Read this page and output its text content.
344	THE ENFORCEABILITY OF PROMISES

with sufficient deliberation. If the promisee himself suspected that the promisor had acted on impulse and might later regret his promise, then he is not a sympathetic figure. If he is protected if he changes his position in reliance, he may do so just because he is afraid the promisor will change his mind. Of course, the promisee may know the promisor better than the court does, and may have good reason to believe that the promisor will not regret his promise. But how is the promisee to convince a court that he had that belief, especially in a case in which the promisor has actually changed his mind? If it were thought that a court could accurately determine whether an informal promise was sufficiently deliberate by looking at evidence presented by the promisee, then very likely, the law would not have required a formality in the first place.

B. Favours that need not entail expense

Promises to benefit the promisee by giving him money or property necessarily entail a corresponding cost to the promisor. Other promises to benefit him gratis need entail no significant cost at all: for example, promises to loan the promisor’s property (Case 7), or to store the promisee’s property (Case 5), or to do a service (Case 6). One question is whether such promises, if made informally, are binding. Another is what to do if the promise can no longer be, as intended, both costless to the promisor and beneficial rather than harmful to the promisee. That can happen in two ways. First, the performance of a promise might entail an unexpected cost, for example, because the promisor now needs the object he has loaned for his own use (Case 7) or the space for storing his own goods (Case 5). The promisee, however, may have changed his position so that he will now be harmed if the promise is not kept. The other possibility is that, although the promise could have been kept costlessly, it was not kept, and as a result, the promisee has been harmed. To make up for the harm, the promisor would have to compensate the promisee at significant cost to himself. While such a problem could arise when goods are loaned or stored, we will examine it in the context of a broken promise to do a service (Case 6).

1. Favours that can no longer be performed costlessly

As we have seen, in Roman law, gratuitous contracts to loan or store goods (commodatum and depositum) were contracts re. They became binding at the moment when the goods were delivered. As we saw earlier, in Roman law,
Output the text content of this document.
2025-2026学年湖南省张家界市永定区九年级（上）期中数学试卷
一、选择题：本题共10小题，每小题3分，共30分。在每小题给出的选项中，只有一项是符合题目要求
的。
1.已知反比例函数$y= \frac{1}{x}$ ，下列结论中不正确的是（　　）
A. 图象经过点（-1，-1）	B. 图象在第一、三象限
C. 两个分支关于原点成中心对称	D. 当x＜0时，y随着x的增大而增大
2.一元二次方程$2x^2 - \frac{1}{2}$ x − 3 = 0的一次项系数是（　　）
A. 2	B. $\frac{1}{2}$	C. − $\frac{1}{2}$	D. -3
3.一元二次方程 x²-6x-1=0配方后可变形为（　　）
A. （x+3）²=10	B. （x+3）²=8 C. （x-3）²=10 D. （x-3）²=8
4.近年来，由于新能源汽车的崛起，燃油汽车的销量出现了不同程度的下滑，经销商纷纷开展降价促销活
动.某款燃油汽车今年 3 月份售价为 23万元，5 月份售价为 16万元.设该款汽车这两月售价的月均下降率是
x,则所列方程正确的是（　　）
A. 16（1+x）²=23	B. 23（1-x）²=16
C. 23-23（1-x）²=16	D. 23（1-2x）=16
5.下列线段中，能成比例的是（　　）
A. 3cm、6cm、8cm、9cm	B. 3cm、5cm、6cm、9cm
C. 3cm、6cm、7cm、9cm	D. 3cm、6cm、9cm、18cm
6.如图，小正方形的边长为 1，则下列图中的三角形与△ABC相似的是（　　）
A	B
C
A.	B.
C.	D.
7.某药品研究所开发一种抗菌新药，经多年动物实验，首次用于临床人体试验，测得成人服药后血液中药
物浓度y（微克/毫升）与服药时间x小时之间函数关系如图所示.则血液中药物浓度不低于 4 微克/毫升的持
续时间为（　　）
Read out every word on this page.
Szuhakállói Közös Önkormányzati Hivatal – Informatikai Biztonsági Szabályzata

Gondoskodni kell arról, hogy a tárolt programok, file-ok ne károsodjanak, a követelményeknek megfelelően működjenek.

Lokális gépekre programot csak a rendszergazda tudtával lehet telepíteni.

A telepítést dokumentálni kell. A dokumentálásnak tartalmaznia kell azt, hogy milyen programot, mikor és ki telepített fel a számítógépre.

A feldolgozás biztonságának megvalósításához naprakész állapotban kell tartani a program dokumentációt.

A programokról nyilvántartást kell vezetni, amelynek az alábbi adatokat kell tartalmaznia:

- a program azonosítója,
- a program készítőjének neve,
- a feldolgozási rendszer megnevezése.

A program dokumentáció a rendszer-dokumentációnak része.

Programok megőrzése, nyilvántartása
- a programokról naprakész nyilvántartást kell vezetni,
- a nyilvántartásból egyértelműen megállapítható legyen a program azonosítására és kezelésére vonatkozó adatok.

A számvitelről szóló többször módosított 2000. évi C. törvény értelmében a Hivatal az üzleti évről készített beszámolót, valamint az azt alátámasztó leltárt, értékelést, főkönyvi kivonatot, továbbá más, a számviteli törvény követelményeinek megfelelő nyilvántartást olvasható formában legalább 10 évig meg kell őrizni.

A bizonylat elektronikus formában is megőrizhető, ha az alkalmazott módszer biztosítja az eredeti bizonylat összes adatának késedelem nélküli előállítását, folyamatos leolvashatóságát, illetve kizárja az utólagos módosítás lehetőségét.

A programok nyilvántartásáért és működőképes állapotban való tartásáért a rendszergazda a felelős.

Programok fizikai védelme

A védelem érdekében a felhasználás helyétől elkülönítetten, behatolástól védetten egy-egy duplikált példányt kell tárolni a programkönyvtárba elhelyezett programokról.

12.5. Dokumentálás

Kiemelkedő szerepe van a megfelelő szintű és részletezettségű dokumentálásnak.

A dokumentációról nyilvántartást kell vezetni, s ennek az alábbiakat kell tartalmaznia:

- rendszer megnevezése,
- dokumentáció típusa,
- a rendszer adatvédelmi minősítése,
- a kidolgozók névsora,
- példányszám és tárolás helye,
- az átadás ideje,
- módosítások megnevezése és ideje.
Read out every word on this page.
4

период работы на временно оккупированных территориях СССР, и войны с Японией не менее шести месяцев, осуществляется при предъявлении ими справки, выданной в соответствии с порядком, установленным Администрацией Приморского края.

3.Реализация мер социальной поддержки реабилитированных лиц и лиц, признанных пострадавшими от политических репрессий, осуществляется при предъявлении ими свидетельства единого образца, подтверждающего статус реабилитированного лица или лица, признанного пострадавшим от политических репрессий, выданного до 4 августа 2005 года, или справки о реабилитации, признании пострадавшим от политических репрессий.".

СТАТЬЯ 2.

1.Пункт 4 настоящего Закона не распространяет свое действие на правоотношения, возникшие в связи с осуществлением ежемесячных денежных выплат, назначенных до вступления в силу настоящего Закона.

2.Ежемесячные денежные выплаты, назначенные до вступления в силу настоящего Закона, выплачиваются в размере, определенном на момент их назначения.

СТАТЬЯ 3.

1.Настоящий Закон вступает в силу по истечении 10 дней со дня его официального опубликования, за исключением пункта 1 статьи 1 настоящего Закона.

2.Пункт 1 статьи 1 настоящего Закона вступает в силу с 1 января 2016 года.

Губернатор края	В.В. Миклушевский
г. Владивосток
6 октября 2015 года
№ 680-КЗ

◇ ◇ ◇

Restate the whole of the material exactly.

▶ **The response**:
Read this page and output its text content.
344	THE ENFORCEABILITY OF PROMISES

with sufficient deliberation. If the promisee himself suspected that the promisor had acted on impulse and might later regret his promise, then he is not a sympathetic figure. If he is protected if he changes his position in reliance, he may do so just because he is afraid the promisor will change his mind. Of course, the promisee may know the promisor better than the court does, and may have good reason to believe that the promisor will not regret his promise. But how is the promisee to convince a court that he had that belief, especially in a case in which the promisor has actually changed his mind? If it were thought that a court could accurately determine whether an informal promise was sufficiently deliberate by looking at evidence presented by the promisee, then very likely, the law would not have required a formality in the first place.

B. Favours that need not entail expense

Promises to benefit the promisee by giving him money or property necessarily entail a corresponding cost to the promisor. Other promises to benefit him gratis need entail no significant cost at all: for example, promises to loan the promisor’s property (Case 7), or to store the promisee’s property (Case 5), or to do a service (Case 6). One question is whether such promises, if made informally, are binding. Another is what to do if the promise can no longer be, as intended, both costless to the promisor and beneficial rather than harmful to the promisee. That can happen in two ways. First, the performance of a promise might entail an unexpected cost, for example, because the promisor now needs the object he has loaned for his own use (Case 7) or the space for storing his own goods (Case 5). The promisee, however, may have changed his position so that he will now be harmed if the promise is not kept. The other possibility is that, although the promise could have been kept costlessly, it was not kept, and as a result, the promisee has been harmed. To make up for the harm, the promisor would have to compensate the promisee at significant cost to himself. While such a problem could arise when goods are loaned or stored, we will examine it in the context of a broken promise to do a service (Case 6).

1. Favours that can no longer be performed costlessly

As we have seen, in Roman law, gratuitous contracts to loan or store goods (commodatum and depositum) were contracts re. They became binding at the moment when the goods were delivered. As we saw earlier, in Roman law,
Output the text content of this document.
2025-2026学年湖南省张家界市永定区九年级（上）期中数学试卷
一、选择题：本题共10小题，每小题3分，共30分。在每小题给出的选项中，只有一项是符合题目要求
的。
1.已知反比例函数$y= \frac{1}{x}$ ，下列结论中不正确的是（　　）
A. 图象经过点（-1，-1）	B. 图象在第一、三象限
C. 两个分支关于原点成中心对称	D. 当x＜0时，y随着x的增大而增大
2.一元二次方程$2x^2 - \frac{1}{2}$ x − 3 = 0的一次项系数是（　　）
A. 2	B. $\frac{1}{2}$	C. − $\frac{1}{2}$	D. -3
3.一元二次方程 x²-6x-1=0配方后可变形为（　　）
A. （x+3）²=10	B. （x+3）²=8 C. （x-3）²=10 D. （x-3）²=8
4.近年来，由于新能源汽车的崛起，燃油汽车的销量出现了不同程度的下滑，经销商纷纷开展降价促销活
动.某款燃油汽车今年 3 月份售价为 23万元，5 月份售价为 16万元.设该款汽车这两月售价的月均下降率是
x,则所列方程正确的是（　　）
A. 16（1+x）²=23	B. 23（1-x）²=16
C. 23-23（1-x）²=16	D. 23（1-2x）=16
5.下列线段中，能成比例的是（　　）
A. 3cm、6cm、8cm、9cm	B. 3cm、5cm、6cm、9cm
C. 3cm、6cm、7cm、9cm	D. 3cm、6cm、9cm、18cm
6.如图，小正方形的边长为 1，则下列图中的三角形与△ABC相似的是（　　）
A	B
C
A.	B.
C.	D.
7.某药品研究所开发一种抗菌新药，经多年动物实验，首次用于临床人体试验，测得成人服药后血液中药
物浓度y（微克/毫升）与服药时间x小时之间函数关系如图所示.则血液中药物浓度不低于 4 微克/毫升的持
续时间为（　　）
Read out every word on this page.
Szuhakállói Közös Önkormányzati Hivatal – Informatikai Biztonsági Szabályzata

Gondoskodni kell arról, hogy a tárolt programok, file-ok ne károsodjanak, a követelményeknek megfelelően működjenek.

Lokális gépekre programot csak a rendszergazda tudtával lehet telepíteni.

A telepítést dokumentálni kell. A dokumentálásnak tartalmaznia kell azt, hogy milyen programot, mikor és ki telepített fel a számítógépre.

A feldolgozás biztonságának megvalósításához naprakész állapotban kell tartani a program dokumentációt.

A programokról nyilvántartást kell vezetni, amelynek az alábbi adatokat kell tartalmaznia:

- a program azonosítója,
- a program készítőjének neve,
- a feldolgozási rendszer megnevezése.

A program dokumentáció a rendszer-dokumentációnak része.

Programok megőrzése, nyilvántartása
- a programokról naprakész nyilvántartást kell vezetni,
- a nyilvántartásból egyértelműen megállapítható legyen a program azonosítására és kezelésére vonatkozó adatok.

A számvitelről szóló többször módosított 2000. évi C. törvény értelmében a Hivatal az üzleti évről készített beszámolót, valamint az azt alátámasztó leltárt, értékelést, főkönyvi kivonatot, továbbá más, a számviteli törvény követelményeinek megfelelő nyilvántartást olvasható formában legalább 10 évig meg kell őrizni.

A bizonylat elektronikus formában is megőrizhető, ha az alkalmazott módszer biztosítja az eredeti bizonylat összes adatának késedelem nélküli előállítását, folyamatos leolvashatóságát, illetve kizárja az utólagos módosítás lehetőségét.

A programok nyilvántartásáért és működőképes állapotban való tartásáért a rendszergazda a felelős.

Programok fizikai védelme

A védelem érdekében a felhasználás helyétől elkülönítetten, behatolástól védetten egy-egy duplikált példányt kell tárolni a programkönyvtárba elhelyezett programokról.

12.5. Dokumentálás

Kiemelkedő szerepe van a megfelelő szintű és részletezettségű dokumentálásnak.

A dokumentációról nyilvántartást kell vezetni, s ennek az alábbiakat kell tartalmaznia:

- rendszer megnevezése,
- dokumentáció típusa,
- a rendszer adatvédelmi minősítése,
- a kidolgozók névsora,
- példányszám és tárolás helye,
- az átadás ideje,
- módosítások megnevezése és ideje.
Read out every word on this page.
4

период работы на временно оккупированных территориях СССР, и войны с Японией не менее шести месяцев, осуществляется при предъявлении ими справки, выданной в соответствии с порядком, установленным Администрацией Приморского края.

3.Реализация мер социальной поддержки реабилитированных лиц и лиц, признанных пострадавшими от политических репрессий, осуществляется при предъявлении ими свидетельства единого образца, подтверждающего статус реабилитированного лица или лица, признанного пострадавшим от политических репрессий, выданного до 4 августа 2005 года, или справки о реабилитации, признании пострадавшим от политических репрессий.".

СТАТЬЯ 2.

1.Пункт 4 настоящего Закона не распространяет свое действие на правоотношения, возникшие в связи с осуществлением ежемесячных денежных выплат, назначенных до вступления в силу настоящего Закона.

2.Ежемесячные денежные выплаты, назначенные до вступления в силу настоящего Закона, выплачиваются в размере, определенном на момент их назначения.

СТАТЬЯ 3.

1.Настоящий Закон вступает в силу по истечении 10 дней со дня его официального опубликования, за исключением пункта 1 статьи 1 настоящего Закона.

2.Пункт 1 статьи 1 настоящего Закона вступает в силу с 1 января 2016 года.

Губернатор края	В.В. Миклушевский
г. Владивосток
6 октября 2015 года
№ 680-КЗ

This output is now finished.